* PROBLEM TO WORK ON
Here are some records; copy every line that holds the word "basis".

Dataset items
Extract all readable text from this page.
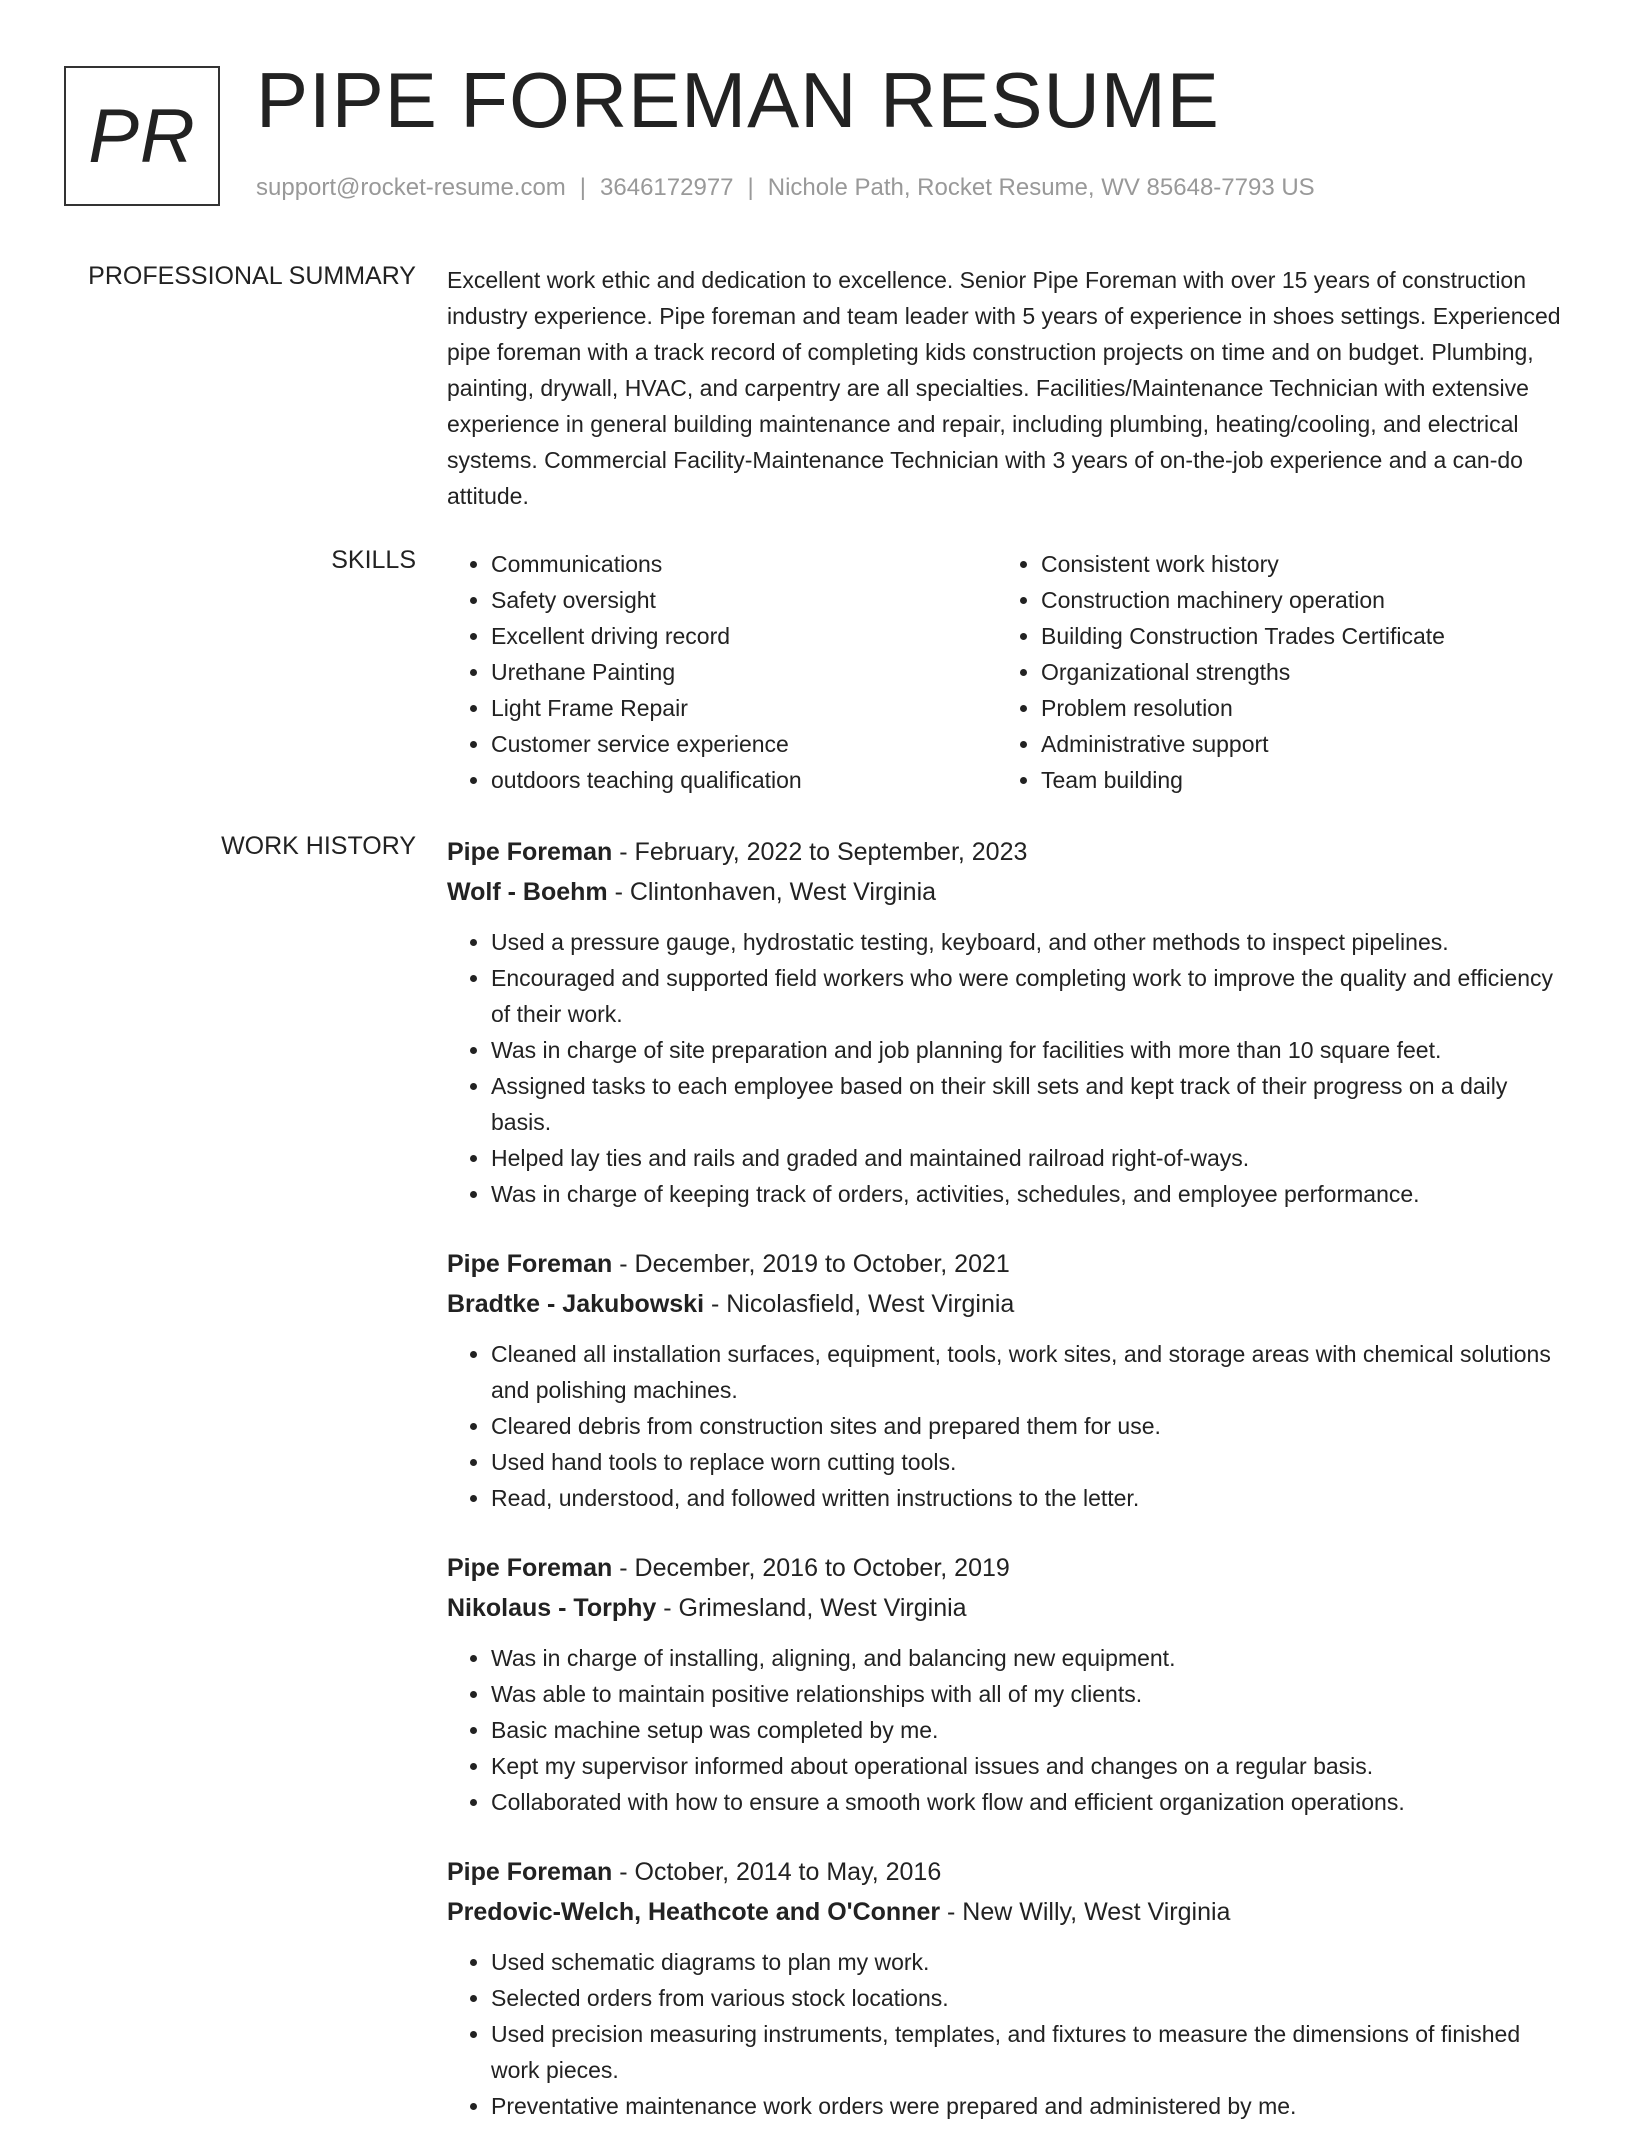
PR PIPE FOREMAN RESUME
support@rocket-resume.com | 3646172977 | Nichole Path, Rocket Resume, WV 85648-7793 US
PROFESSIONAL SUMMARY Excellent work ethic and dedication to excellence. Senior Pipe Foreman with over 15 years of construction industry experience. Pipe foreman and team leader with 5 years of experience in shoes settings. Experienced pipe foreman with a track record of completing kids construction projects on time and on budget. Plumbing, painting, drywall, HVAC, and carpentry are all specialties. Facilities/Maintenance Technician with extensive experience in general building maintenance and repair, including plumbing, heating/cooling, and electrical systems. Commercial Facility-Maintenance Technician with 3 years of on-the-job experience and a can-do attitude.

SKILLS
•	Communications
• Safety oversight
• Excellent driving record
• Urethane Painting
• Light Frame Repair
• Customer service experience
• outdoors teaching qualification
• Consistent work history
• Construction machinery operation
• Building Construction Trades Certificate
• Organizational strengths
• Problem resolution
• Administrative support
• Team building
WORK HISTORY Pipe Foreman - February, 2022 to September, 2023

Wolf - Boehm - Clintonhaven, West Virginia

• Used a pressure gauge, hydrostatic testing, keyboard, and other methods to inspect pipelines.
• Encouraged and supported field workers who were completing work to improve the quality and efficiency of their work.
• Was in charge of site preparation and job planning for facilities with more than 10 square feet.
• Assigned tasks to each employee based on their skill sets and kept track of their progress on a daily basis.
• Helped lay ties and rails and graded and maintained railroad right-of-ways.
• Was in charge of keeping track of orders, activities, schedules, and employee performance.

Pipe Foreman - December, 2019 to October, 2021

Bradtke - Jakubowski - Nicolasfield, West Virginia

• Cleaned all installation surfaces, equipment, tools, work sites, and storage areas with chemical solutions and polishing machines.
• Cleared debris from construction sites and prepared them for use.
• Used hand tools to replace worn cutting tools.
• Read, understood, and followed written instructions to the letter.

Pipe Foreman - December, 2016 to October, 2019

Nikolaus - Torphy - Grimesland, West Virginia

• Was in charge of installing, aligning, and balancing new equipment.
• Was able to maintain positive relationships with all of my clients.
• Basic machine setup was completed by me.
• Kept my supervisor informed about operational issues and changes on a regular basis.
• Collaborated with how to ensure a smooth work flow and efficient organization operations.

Pipe Foreman - October, 2014 to May, 2016

Predovic-Welch, Heathcote and O'Conner - New Willy, West Virginia

• Used schematic diagrams to plan my work.
• Selected orders from various stock locations.
• Used precision measuring instruments, templates, and fixtures to measure the dimensions of finished work pieces.
• Preventative maintenance work orders were prepared and administered by me.
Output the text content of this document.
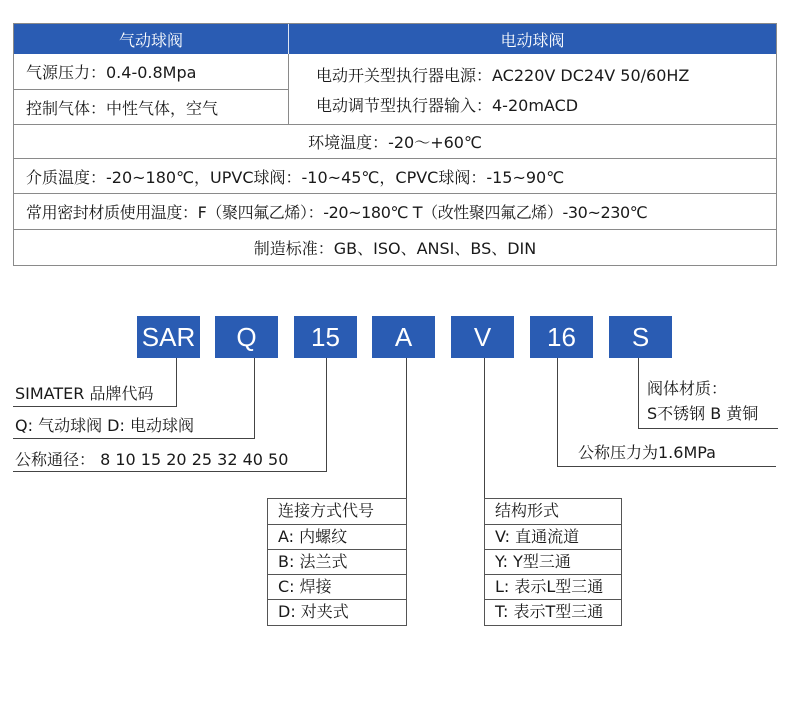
气动球阀	电动球阀
气源压力：0.4-0.8Mpa
控制气体：中性气体，空气
电动开关型执行器电源：AC220V DC24V 50/60HZ
电动调节型执行器输入：4-20mACD
环境温度：-20～+60℃
介质温度：-20~180℃，UPVC球阀：-10~45℃，CPVC球阀：-15~90℃
常用密封材质使用温度：F（聚四氟乙烯）：-20~180℃ T（改性聚四氟乙烯）-30~230℃
制造标准：GB、ISO、ANSI、BS、DIN
SAR	Q	15	A	V	16	S
SIMATER 品牌代码
Q: 气动球阀 D: 电动球阀
公称通径： 8 10 15 20 25 32 40 50
连接方式代号
A: 内螺纹
B: 法兰式
C: 焊接
D: 对夹式
结构形式
V: 直通流道
Y: Y型三通
L: 表示L型三通
T: 表示T型三通
公称压力为1.6MPa
阀体材质：
S不锈钢 B 黄铜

* ANSWER TO THIS EXERCISE
• Assigned tasks to each employee based on their skill sets and kept track of their progress on a daily basis.
• Kept my supervisor informed about operational issues and changes on a regular basis.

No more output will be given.